Integrated dictionary builder into zstd cli
diff --git a/lib/dictBuilder.c b/lib/dictBuilder.c
index fe40bea..50b67d5 100644
--- a/lib/dictBuilder.c
+++ b/lib/dictBuilder.c
@@ -28,7 +28,7 @@
OF THIS SOFTWARE, EVEN IF ADVISED OF THE POSSIBILITY OF SUCH DAMAGE.
You can contact the author at :
- - Zstd source repository : https://www.zstd.net
+ - Zstd homepage : https://www.zstd.net
*/
/*-**************************************
@@ -124,23 +124,6 @@
}
-/*-*************************************
-* Exceptions
-***************************************/
-#ifndef DEBUG
-# define DEBUG 0
-#endif
-#define DEBUGOUTPUT(...) if (DEBUG) DISPLAY(__VA_ARGS__);
-#define EXM_THROW(error, ...) \
-{ \
- DEBUGOUTPUT("Error defined at %s, line %i : \n", __FILE__, __LINE__); \
- DISPLAYLEVEL(1, "Error %i : ", error); \
- DISPLAYLEVEL(1, __VA_ARGS__); \
- DISPLAYLEVEL(1, "\n"); \
- exit(error); \
-}
-
-
/*-********************************************************
* Helper functions
**********************************************************/
@@ -516,7 +499,7 @@
}
-static void ZDICT_trainBuffer(dictItem* dictList, U32 dictListSize,
+static size_t ZDICT_trainBuffer(dictItem* dictList, U32 dictListSize,
const void* const buffer, const size_t bufferSize, /* buffer must end with noisy guard band */
const size_t* fileSizes, unsigned nbFiles,
U32 shiftRatio, unsigned maxDictSize)

----------------

» THINGS TO DO:
1) Answer these questions about the zstd dictionary builder diff above, one answer per line:
(a) What label replaces "Zstd source repository" in the contact line?
(b) What call ends the body of the EXM_THROW macro?
(c) After the change, what return type does ZDICT_trainBuffer have?
2) In the records, switch "interactable" to "clickable" and change nothing else. Give only the lines from the one with "view-count: 763 次看过 — [26, 364, 141, 389]" through the one with "chat-bubble-icon — [28, 610, 54, 634]", including both.

----------------

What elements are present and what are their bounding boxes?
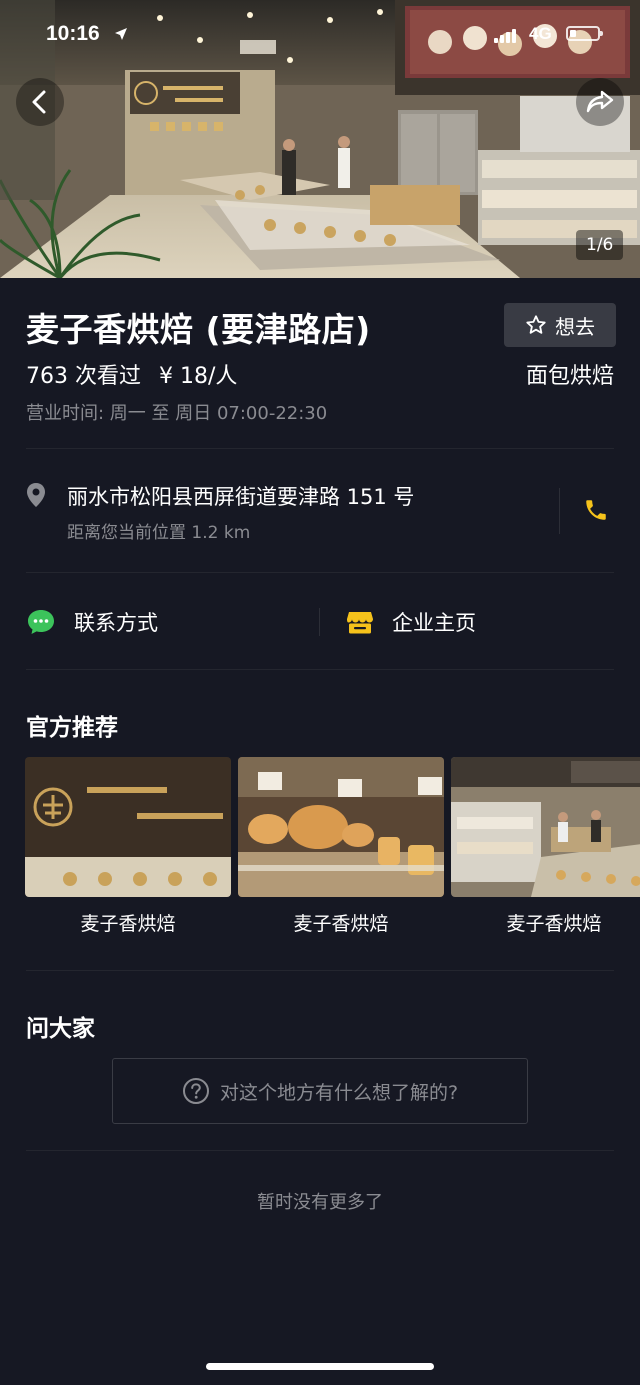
view-count: 763 次看过 — [26, 364, 141, 389]
links-row: 联系方式 企业主页 — [0, 590, 640, 654]
home-indicator[interactable] — [206, 1363, 434, 1370]
share-button[interactable] — [576, 78, 624, 126]
want-to-go-button[interactable]: 想去 — [504, 303, 616, 347]
chat-bubble-icon — [28, 610, 54, 634]
shop-category: 面包烘焙 — [525, 364, 614, 389]
network-type: 4G — [529, 24, 552, 43]
distance-text: 距离您当前位置 1.2 km — [67, 523, 251, 543]
location-arrow-icon — [114, 26, 128, 45]
star-outline-icon — [526, 315, 546, 334]
want-to-go-label: 想去 — [555, 314, 595, 339]
battery-icon — [566, 26, 603, 41]
section-title-ask: 问大家 — [26, 1016, 95, 1042]
shop-name: 麦子香烘焙 (要津路店) — [26, 310, 371, 349]
divider — [319, 608, 320, 636]
business-hours: 营业时间: 周一 至 周日 07:00-22:30 — [26, 403, 328, 424]
status-bar: 10:16 4G — [0, 0, 640, 70]
address-row[interactable]: 丽水市松阳县西屏街道要津路 151 号 距离您当前位置 1.2 km — [0, 460, 640, 560]
divider — [559, 488, 560, 534]
avg-price: ¥ 18/人 — [159, 364, 238, 389]
recommend-card[interactable]: 麦子香烘焙 — [451, 757, 640, 936]
divider — [26, 669, 614, 670]
no-more-text: 暂时没有更多了 — [257, 1192, 383, 1213]
address-text: 丽水市松阳县西屏街道要津路 151 号 — [67, 485, 415, 509]
divider — [26, 572, 614, 573]
chevron-left-icon — [32, 90, 46, 114]
storefront-icon — [347, 612, 373, 634]
divider — [26, 970, 614, 971]
contact-info-label: 联系方式 — [74, 611, 158, 635]
section-title-recommend: 官方推荐 — [26, 715, 118, 741]
back-button[interactable] — [16, 78, 64, 126]
recommend-card[interactable]: 麦子香烘焙 — [25, 757, 231, 936]
hero-photo-gallery[interactable]: 10:16 4G 1/6 — [0, 0, 640, 278]
location-pin-icon — [25, 482, 47, 512]
photo-counter: 1/6 — [576, 230, 624, 260]
company-homepage-label: 企业主页 — [392, 611, 476, 635]
recommend-card[interactable]: 麦子香烘焙 — [238, 757, 444, 936]
share-arrow-icon — [586, 90, 614, 113]
recommend-photo — [238, 757, 444, 897]
shop-detail-page: 10:16 4G 1/6 麦子香烘焙 (要津路店) 想去 763 次看过 ¥ 1… — [0, 0, 640, 1385]
status-time: 10:16 — [46, 22, 100, 45]
divider — [26, 1150, 614, 1151]
recommend-label: 麦子香烘焙 — [506, 913, 602, 935]
ask-placeholder: 对这个地方有什么想了解的? — [219, 1081, 459, 1104]
phone-icon[interactable] — [583, 497, 609, 527]
recommend-carousel[interactable]: 麦子香烘焙 麦子香烘焙 麦子香烘焙 — [0, 757, 640, 947]
question-circle-icon — [182, 1078, 209, 1104]
recommend-label: 麦子香烘焙 — [293, 913, 389, 935]
divider — [26, 448, 614, 449]
recommend-photo — [451, 757, 640, 897]
shop-meta: 763 次看过 ¥ 18/人 — [26, 358, 237, 390]
contact-info-link[interactable]: 联系方式 — [26, 590, 158, 654]
signal-strength-icon — [494, 28, 520, 47]
recommend-label: 麦子香烘焙 — [80, 913, 176, 935]
recommend-photo — [25, 757, 231, 897]
company-homepage-link[interactable]: 企业主页 — [346, 590, 476, 654]
ask-question-input[interactable]: 对这个地方有什么想了解的? — [112, 1058, 528, 1124]
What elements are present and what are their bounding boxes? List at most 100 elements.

----------------

» IN RESPONSE:
1)
(a) Zstd homepage
(b) exit(error);
(c) size_t

2)
view-count: 763 次看过 — [26, 364, 141, 389]
links-row: 联系方式 企业主页 — [0, 590, 640, 654]
home-indicator[clickable] — [206, 1363, 434, 1370]
share-button[clickable] — [576, 78, 624, 126]
want-to-go-button[clickable]: 想去 — [504, 303, 616, 347]
chat-bubble-icon — [28, 610, 54, 634]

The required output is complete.